_What is expected:_
Work through the records below and tally every line containing "правая". Reply with the total alone.

---------------

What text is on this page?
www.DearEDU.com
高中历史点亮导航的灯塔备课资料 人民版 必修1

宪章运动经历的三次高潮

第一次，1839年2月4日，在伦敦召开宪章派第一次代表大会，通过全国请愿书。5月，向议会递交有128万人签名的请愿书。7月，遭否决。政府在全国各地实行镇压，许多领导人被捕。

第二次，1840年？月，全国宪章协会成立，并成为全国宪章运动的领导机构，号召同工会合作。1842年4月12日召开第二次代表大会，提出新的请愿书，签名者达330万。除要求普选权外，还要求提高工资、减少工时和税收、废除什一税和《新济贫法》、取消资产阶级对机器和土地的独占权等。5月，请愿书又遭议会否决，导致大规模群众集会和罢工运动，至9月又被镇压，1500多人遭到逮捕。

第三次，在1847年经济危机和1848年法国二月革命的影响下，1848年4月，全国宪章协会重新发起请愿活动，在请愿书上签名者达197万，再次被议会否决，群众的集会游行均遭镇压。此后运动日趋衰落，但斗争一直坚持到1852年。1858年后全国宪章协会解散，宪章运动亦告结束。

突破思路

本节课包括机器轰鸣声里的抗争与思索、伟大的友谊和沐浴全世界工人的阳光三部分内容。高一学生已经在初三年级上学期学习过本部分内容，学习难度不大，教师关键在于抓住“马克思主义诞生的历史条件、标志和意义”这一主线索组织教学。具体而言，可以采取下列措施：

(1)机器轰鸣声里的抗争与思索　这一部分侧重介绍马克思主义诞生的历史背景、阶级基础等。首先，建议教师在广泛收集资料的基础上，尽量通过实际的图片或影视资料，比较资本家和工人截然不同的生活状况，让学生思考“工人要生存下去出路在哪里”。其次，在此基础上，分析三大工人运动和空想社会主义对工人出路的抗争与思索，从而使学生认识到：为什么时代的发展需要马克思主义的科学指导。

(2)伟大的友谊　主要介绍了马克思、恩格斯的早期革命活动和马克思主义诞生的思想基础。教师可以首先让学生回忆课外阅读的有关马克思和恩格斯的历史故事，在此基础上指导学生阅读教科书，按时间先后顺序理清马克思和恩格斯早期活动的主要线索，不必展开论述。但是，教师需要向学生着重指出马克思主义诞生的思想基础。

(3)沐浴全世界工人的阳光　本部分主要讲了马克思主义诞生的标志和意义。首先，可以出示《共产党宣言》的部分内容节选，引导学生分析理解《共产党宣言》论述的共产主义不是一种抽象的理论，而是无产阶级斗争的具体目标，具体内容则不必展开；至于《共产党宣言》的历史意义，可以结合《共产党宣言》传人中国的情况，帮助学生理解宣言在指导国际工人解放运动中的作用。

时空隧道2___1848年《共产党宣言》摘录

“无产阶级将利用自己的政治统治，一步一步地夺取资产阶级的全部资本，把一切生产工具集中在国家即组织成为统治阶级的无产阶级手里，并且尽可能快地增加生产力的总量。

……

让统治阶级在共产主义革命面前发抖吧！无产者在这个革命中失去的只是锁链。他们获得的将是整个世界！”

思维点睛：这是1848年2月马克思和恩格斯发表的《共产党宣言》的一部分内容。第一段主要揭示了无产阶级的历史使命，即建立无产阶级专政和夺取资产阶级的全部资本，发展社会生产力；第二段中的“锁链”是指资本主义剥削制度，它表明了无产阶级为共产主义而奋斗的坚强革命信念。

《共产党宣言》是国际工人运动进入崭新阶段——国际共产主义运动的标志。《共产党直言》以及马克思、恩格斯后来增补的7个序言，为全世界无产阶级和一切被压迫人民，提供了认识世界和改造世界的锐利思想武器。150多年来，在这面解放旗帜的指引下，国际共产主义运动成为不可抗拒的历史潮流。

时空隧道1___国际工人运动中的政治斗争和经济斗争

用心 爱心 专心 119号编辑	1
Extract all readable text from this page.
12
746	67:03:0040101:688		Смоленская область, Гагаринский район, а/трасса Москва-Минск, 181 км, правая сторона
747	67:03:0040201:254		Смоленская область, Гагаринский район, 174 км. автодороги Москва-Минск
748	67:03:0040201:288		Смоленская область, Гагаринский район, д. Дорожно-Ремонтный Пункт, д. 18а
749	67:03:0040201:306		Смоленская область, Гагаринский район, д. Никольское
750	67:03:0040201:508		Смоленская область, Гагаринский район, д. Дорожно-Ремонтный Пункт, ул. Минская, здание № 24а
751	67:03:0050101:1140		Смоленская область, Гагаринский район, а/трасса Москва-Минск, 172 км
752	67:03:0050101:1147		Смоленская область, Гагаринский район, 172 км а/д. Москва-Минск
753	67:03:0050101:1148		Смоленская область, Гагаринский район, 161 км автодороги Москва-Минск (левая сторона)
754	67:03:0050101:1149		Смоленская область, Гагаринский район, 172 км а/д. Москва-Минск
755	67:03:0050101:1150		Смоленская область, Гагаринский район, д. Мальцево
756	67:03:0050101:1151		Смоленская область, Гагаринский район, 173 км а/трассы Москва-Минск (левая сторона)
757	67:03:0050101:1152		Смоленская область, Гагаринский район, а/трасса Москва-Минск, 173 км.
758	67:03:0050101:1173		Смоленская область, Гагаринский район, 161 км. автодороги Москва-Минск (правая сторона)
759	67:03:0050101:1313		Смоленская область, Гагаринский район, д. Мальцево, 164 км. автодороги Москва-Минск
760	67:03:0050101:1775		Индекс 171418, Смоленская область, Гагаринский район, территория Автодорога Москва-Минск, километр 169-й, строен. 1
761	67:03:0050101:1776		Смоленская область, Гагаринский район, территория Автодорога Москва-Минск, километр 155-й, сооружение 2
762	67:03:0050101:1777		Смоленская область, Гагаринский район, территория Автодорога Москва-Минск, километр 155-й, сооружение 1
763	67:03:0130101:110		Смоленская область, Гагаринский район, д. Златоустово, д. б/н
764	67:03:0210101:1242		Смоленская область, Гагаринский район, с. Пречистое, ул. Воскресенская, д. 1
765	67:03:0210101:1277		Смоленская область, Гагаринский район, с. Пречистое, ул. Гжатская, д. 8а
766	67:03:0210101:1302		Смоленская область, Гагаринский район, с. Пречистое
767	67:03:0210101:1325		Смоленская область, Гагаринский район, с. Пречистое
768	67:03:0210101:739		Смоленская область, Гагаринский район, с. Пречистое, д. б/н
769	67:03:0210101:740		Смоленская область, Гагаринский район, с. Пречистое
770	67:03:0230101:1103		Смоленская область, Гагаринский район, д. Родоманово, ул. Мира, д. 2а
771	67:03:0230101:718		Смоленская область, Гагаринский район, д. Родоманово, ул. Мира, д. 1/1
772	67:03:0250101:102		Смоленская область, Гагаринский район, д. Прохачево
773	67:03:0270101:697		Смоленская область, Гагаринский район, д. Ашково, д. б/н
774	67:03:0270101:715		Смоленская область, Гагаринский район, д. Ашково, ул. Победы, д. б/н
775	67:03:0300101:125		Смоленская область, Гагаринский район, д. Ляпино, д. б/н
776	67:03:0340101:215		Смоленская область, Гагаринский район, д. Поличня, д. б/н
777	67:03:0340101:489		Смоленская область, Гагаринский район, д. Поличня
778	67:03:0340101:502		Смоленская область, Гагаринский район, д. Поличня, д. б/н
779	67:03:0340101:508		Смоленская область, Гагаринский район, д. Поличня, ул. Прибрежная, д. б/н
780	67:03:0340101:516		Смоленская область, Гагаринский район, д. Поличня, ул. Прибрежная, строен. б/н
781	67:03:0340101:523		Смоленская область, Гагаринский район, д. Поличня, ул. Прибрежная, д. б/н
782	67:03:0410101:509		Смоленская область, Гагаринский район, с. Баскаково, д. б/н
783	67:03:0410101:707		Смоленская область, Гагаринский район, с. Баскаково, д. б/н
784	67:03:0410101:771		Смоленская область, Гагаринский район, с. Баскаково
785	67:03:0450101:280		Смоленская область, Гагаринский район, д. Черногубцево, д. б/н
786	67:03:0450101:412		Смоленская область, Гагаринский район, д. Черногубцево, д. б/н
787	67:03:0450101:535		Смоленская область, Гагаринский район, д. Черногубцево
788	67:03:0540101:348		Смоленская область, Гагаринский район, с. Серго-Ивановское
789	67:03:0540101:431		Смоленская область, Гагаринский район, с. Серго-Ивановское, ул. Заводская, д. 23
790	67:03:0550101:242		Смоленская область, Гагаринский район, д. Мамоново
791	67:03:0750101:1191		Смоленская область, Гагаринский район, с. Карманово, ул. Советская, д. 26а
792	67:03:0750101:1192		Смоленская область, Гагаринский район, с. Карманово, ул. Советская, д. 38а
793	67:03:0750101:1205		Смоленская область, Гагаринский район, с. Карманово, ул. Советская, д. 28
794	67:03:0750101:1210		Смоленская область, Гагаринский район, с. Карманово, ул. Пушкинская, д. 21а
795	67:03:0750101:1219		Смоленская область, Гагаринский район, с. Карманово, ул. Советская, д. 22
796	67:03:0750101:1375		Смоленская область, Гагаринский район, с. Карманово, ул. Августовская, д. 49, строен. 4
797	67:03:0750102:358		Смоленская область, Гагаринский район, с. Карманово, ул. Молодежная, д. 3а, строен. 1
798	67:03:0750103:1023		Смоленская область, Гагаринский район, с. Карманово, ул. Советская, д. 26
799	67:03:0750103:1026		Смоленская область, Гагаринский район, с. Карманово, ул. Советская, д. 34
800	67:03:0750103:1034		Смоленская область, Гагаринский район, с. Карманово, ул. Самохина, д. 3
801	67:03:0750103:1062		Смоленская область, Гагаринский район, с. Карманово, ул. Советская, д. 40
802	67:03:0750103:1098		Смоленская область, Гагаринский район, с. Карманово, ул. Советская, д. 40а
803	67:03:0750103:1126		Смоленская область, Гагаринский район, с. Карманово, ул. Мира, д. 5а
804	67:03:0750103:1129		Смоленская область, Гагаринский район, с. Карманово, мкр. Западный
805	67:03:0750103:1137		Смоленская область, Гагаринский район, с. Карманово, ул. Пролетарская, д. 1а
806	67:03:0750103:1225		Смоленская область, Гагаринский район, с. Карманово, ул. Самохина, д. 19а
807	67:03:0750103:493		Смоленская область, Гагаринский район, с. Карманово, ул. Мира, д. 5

---------------

_Worked solution:_
2